→ Directive:
Exclude the pictures, then copy all remaining records exactly.

[BEGIN Data supplied]

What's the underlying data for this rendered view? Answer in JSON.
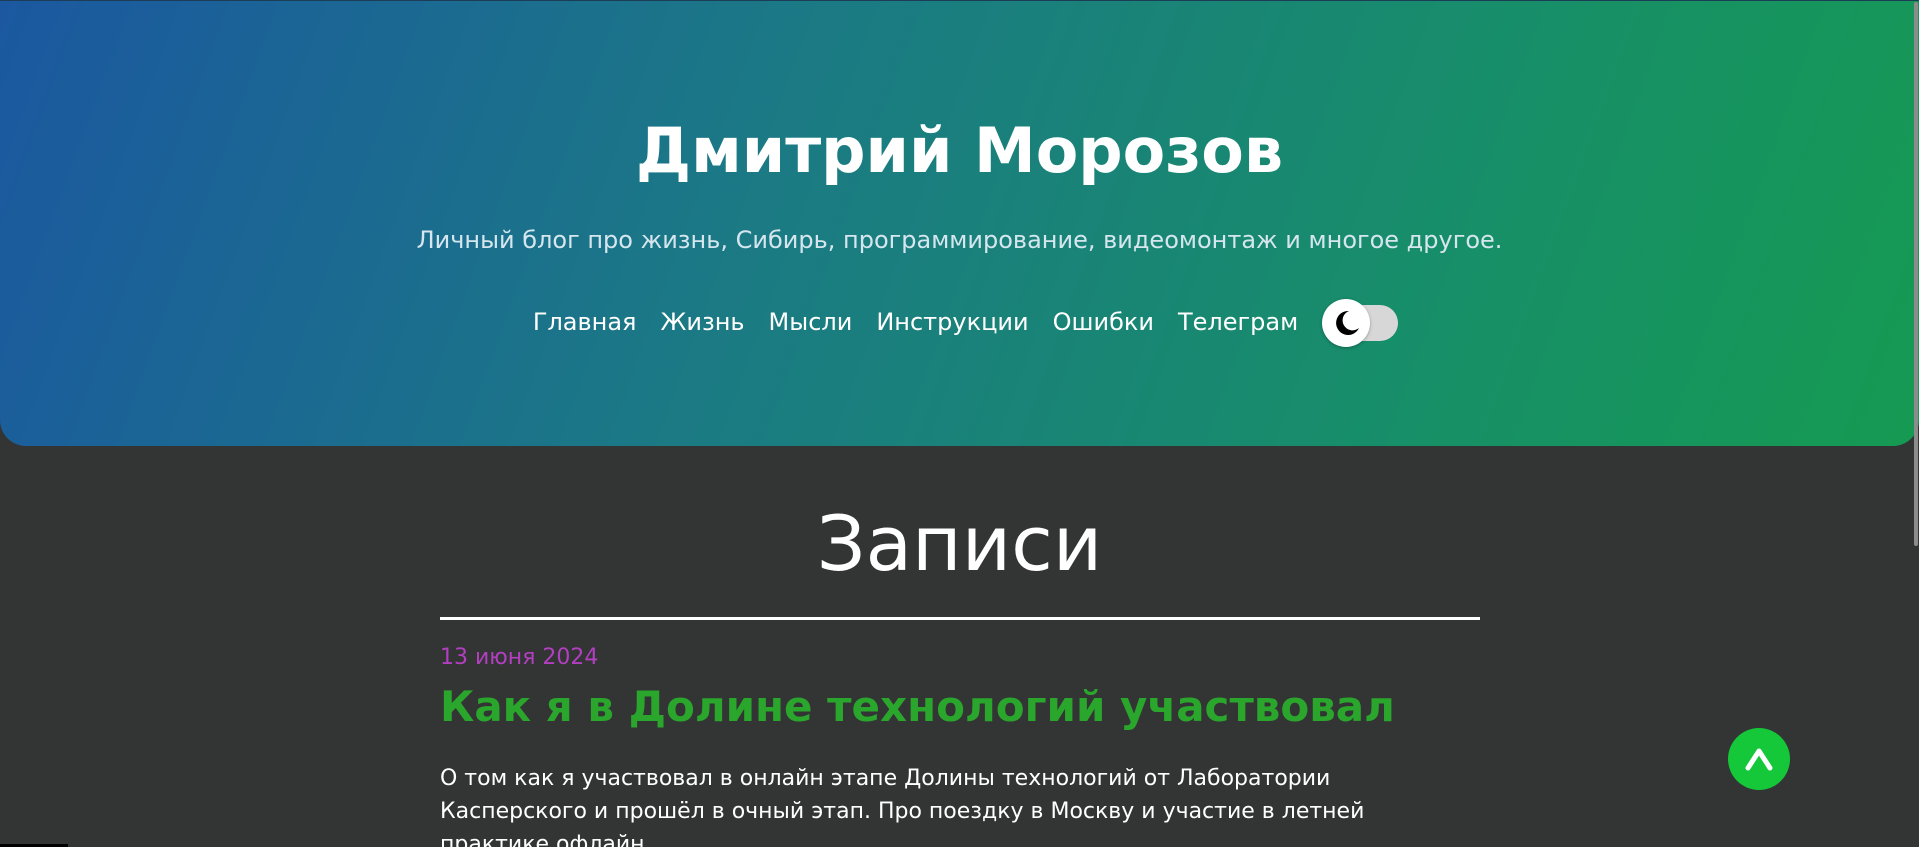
{
  "header": {
    "title": "Дмитрий Морозов",
    "subtitle": "Личный блог про жизнь, Сибирь, программирование, видеомонтаж и многое другое.",
    "nav": [
      {
        "label": "Главная"
      },
      {
        "label": "Жизнь"
      },
      {
        "label": "Мысли"
      },
      {
        "label": "Инструкции"
      },
      {
        "label": "Ошибки"
      },
      {
        "label": "Телеграм"
      }
    ],
    "theme_toggle": {
      "icon": "moon-icon",
      "state": "dark"
    }
  },
  "main": {
    "section_title": "Записи",
    "posts": [
      {
        "date": "13 июня 2024",
        "title": "Как я в Долине технологий участвовал",
        "excerpt": "О том как я участвовал в онлайн этапе Долины технологий от Лаборатории Касперского и прошёл в очный этап. Про поездку в Москву и участие в летней практике офлайн."
      }
    ]
  },
  "scroll_top": {
    "icon": "chevron-up-icon"
  },
  "colors": {
    "header_gradient_start": "#1b58a0",
    "header_gradient_end": "#169a52",
    "background": "#333434",
    "post_date": "#b13fc0",
    "post_title": "#2aa62c",
    "scroll_top_button": "#14c83a"
  }
}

[END Data supplied]

→ Exercise answer:
What's the underlying data for this rendered view? Answer in JSON.
{
  "header": {
    "title": "Дмитрий Морозов",
    "subtitle": "Личный блог про жизнь, Сибирь, программирование, видеомонтаж и многое другое.",
    "nav": [
      {
        "label": "Главная"
      },
      {
        "label": "Жизнь"
      },
      {
        "label": "Мысли"
      },
      {
        "label": "Инструкции"
      },
      {
        "label": "Ошибки"
      },
      {
        "label": "Телеграм"
      }
    ],
    "theme_toggle": {
      "icon": "moon-icon",
      "state": "dark"
    }
  },
  "main": {
    "section_title": "Записи",
    "posts": [
      {
        "date": "13 июня 2024",
        "title": "Как я в Долине технологий участвовал",
        "excerpt": "О том как я участвовал в онлайн этапе Долины технологий от Лаборатории Касперского и прошёл в очный этап. Про поездку в Москву и участие в летней практике офлайн."
      }
    ]
  },
  "scroll_top": {
    "icon": "chevron-up-icon"
  },
  "colors": {
    "header_gradient_start": "#1b58a0",
    "header_gradient_end": "#169a52",
    "background": "#333434",
    "post_date": "#b13fc0",
    "post_title": "#2aa62c",
    "scroll_top_button": "#14c83a"
  }
}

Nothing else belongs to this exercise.